### WHAT YOU NEED TO DO
From the line that contains "Give me a plain-text" down to the last line of the data below, restate every line word for word, skipping any images.

### DATA SUPPLIED
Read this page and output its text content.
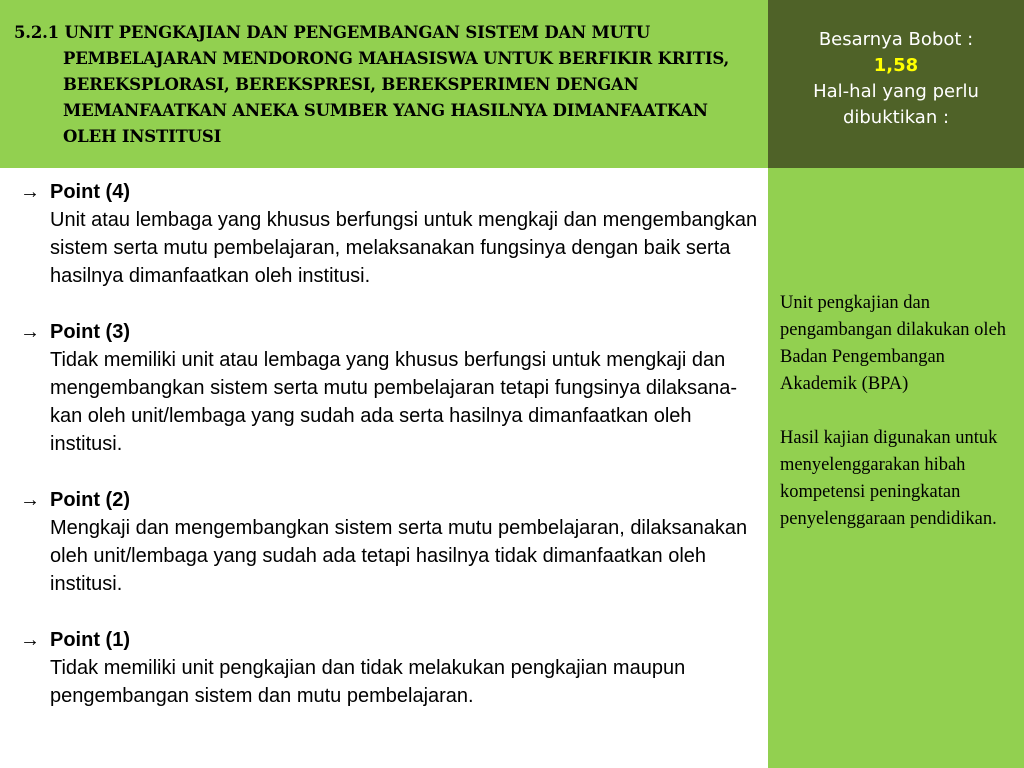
5.2.1 UNIT PENGKAJIAN DAN PENGEMBANGAN SISTEM DAN MUTU PEMBELAJARAN MENDORONG MAHASISWA UNTUK BERFIKIR KRITIS, BEREKSPLORASI, BEREKSPRESI, BEREKSPERIMEN DENGAN MEMANFAATKAN ANEKA SUMBER YANG HASILNYA DIMANFAATKAN OLEH INSTITUSI
Besarnya Bobot :
1,58
Hal-hal yang perlu
dibuktikan :
→ Point (4)
Unit atau lembaga yang khusus berfungsi untuk mengkaji dan mengembangkan sistem serta mutu pembelajaran, melaksanakan fungsinya dengan baik serta hasilnya dimanfaatkan oleh institusi.
→ Point (3)
Tidak memiliki unit atau lembaga yang khusus berfungsi untuk mengkaji dan mengembangkan sistem serta mutu pembelajaran tetapi fungsinya dilaksana-kan oleh unit/lembaga yang sudah ada serta hasilnya dimanfaatkan oleh institusi.
→ Point (2)
Mengkaji dan mengembangkan sistem serta mutu pembelajaran, dilaksanakan oleh unit/lembaga yang sudah ada tetapi hasilnya tidak dimanfaatkan oleh institusi.
→ Point (1)
Tidak memiliki unit pengkajian dan tidak melakukan pengkajian maupun pengembangan sistem dan mutu pembelajaran.

Unit pengkajian dan pengambangan dilakukan oleh Badan Pengembangan Akademik (BPA)

Hasil kajian digunakan untuk menyelenggarakan hibah kompetensi peningkatan penyelenggaraan pendidikan.
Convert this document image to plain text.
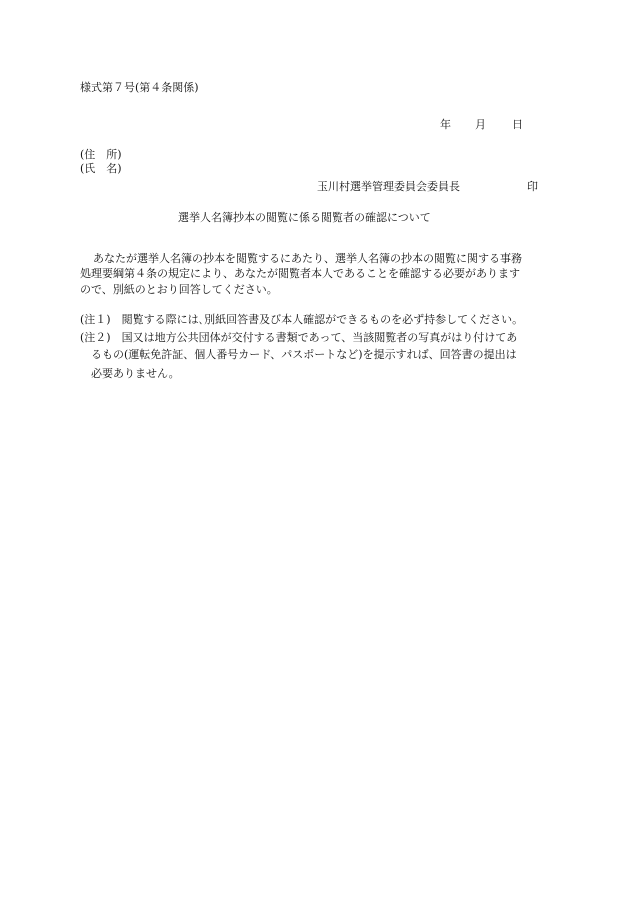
様式第７号(第４条関係)
年 月 日
(住　所)
(氏　名)
玉川村選挙管理委員会委員長	印
選挙人名簿抄本の閲覧に係る閲覧者の確認について
あなたが選挙人名簿の抄本を閲覧するにあたり、選挙人名簿の抄本の閲覧に関する事務
処理要綱第４条の規定により、あなたが閲覧者本人であることを確認する必要があります
ので、別紙のとおり回答してください。
(注１)　閲覧する際には､別紙回答書及び本人確認ができるものを必ず持参してください。
(注２)　国又は地方公共団体が交付する書類であって、当該閲覧者の写真がはり付けてあ
るもの(運転免許証、個人番号カード、パスポートなど)を提示すれば、回答書の提出は
必要ありません。
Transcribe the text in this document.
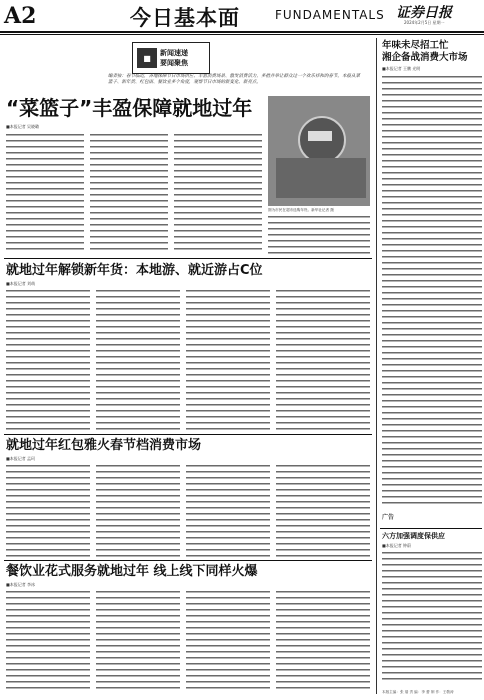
A2	今日基本面	FUNDAMENTALS 证券日报
2024年2月5日 星期一
■
新闻速递
要闻聚焦
编者按：春节临近，各地保障节日市场供应、丰富消费场景、激发消费活力，多措并举让群众过一个欢乐祥和的春节。本报从菜篮子、新年货、红包雨、餐饮业多个角度，观察节日市场的新变化、新亮点。
“菜篮子”丰盈保障就地过年
■本报记者 吴晓璐
图为市民在超市选购年货。新华社记者 摄
就地过年解锁新年货：本地游、就近游占C位
■本报记者 刘萌
就地过年红包雅火春节档消费市场
■本报记者 孟珂
餐饮业花式服务就地过年 线上线下同样火爆
■本报记者 李冰
年味未尽招工忙
湘企备战消费大市场
■本报记者 王鹏 光明
广告
六方加强调度保供应
■本报记者 钟蔚
本版主编：张 瑞 责 编：李 蕾 制 作：王敬涛
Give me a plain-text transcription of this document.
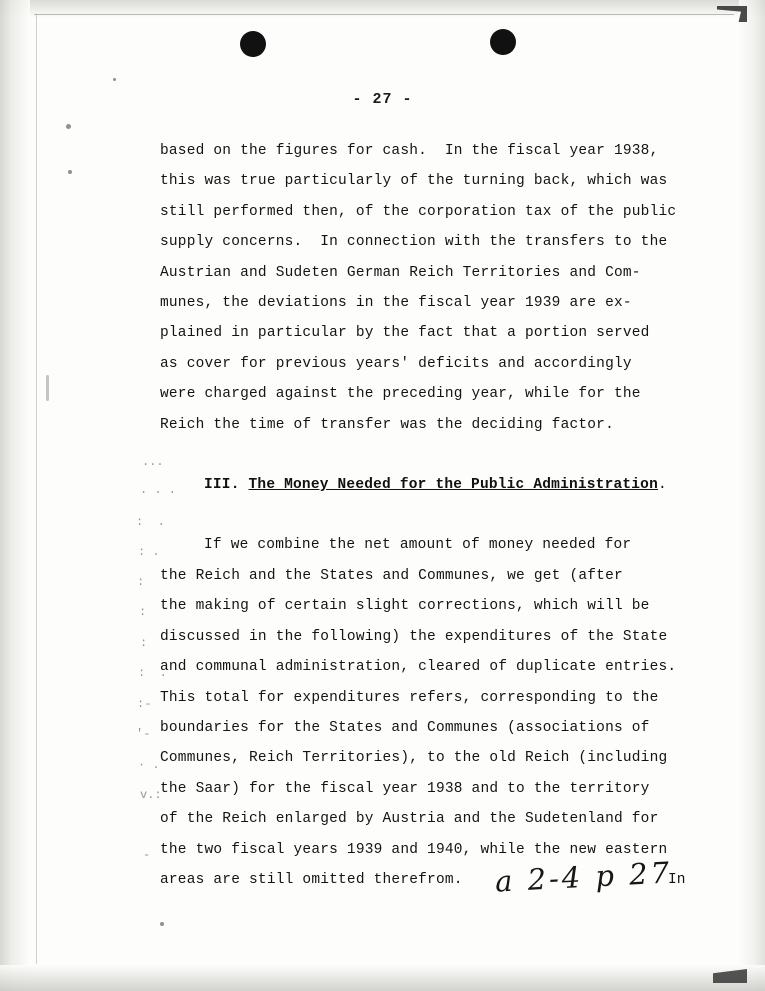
- 27 -
based on the figures for cash.  In the fiscal year 1938,
this was true particularly of the turning back, which was
still performed then, of the corporation tax of the public
supply concerns.  In connection with the transfers to the
Austrian and Sudeten German Reich Territories and Com-
munes, the deviations in the fiscal year 1939 are ex-
plained in particular by the fact that a portion served
as cover for previous years' deficits and accordingly
were charged against the preceding year, while for the
Reich the time of transfer was the deciding factor.
III. The Money Needed for the Public Administration.
If we combine the net amount of money needed for
the Reich and the States and Communes, we get (after
the making of certain slight corrections, which will be
discussed in the following) the expenditures of the State
and communal administration, cleared of duplicate entries.
This total for expenditures refers, corresponding to the
boundaries for the States and Communes (associations of
Communes, Reich Territories), to the old Reich (including
the Saar) for the fiscal year 1938 and to the territory
of the Reich enlarged by Austria and the Sudetenland for
the two fiscal years 1939 and 1940, while the new eastern
areas are still omitted therefrom.
...
. . .
:  .
: .
:
:
:
:  .
:-
'-
· .
v.:
-
a 2-4 p 27
In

### THE SOLUTION
Give me a plain-text transcription of this document.
- 27 -
based on the figures for cash.  In the fiscal year 1938,
this was true particularly of the turning back, which was
still performed then, of the corporation tax of the public
supply concerns.  In connection with the transfers to the
Austrian and Sudeten German Reich Territories and Com-
munes, the deviations in the fiscal year 1939 are ex-
plained in particular by the fact that a portion served
as cover for previous years' deficits and accordingly
were charged against the preceding year, while for the
Reich the time of transfer was the deciding factor.
III. The Money Needed for the Public Administration.
If we combine the net amount of money needed for
the Reich and the States and Communes, we get (after
the making of certain slight corrections, which will be
discussed in the following) the expenditures of the State
and communal administration, cleared of duplicate entries.
This total for expenditures refers, corresponding to the
boundaries for the States and Communes (associations of
Communes, Reich Territories), to the old Reich (including
the Saar) for the fiscal year 1938 and to the territory
of the Reich enlarged by Austria and the Sudetenland for
the two fiscal years 1939 and 1940, while the new eastern
areas are still omitted therefrom.
...
. . .
:  .
: .
:
:
:
:  .
:-
'-
· .
v.:
-
a 2-4 p 27
In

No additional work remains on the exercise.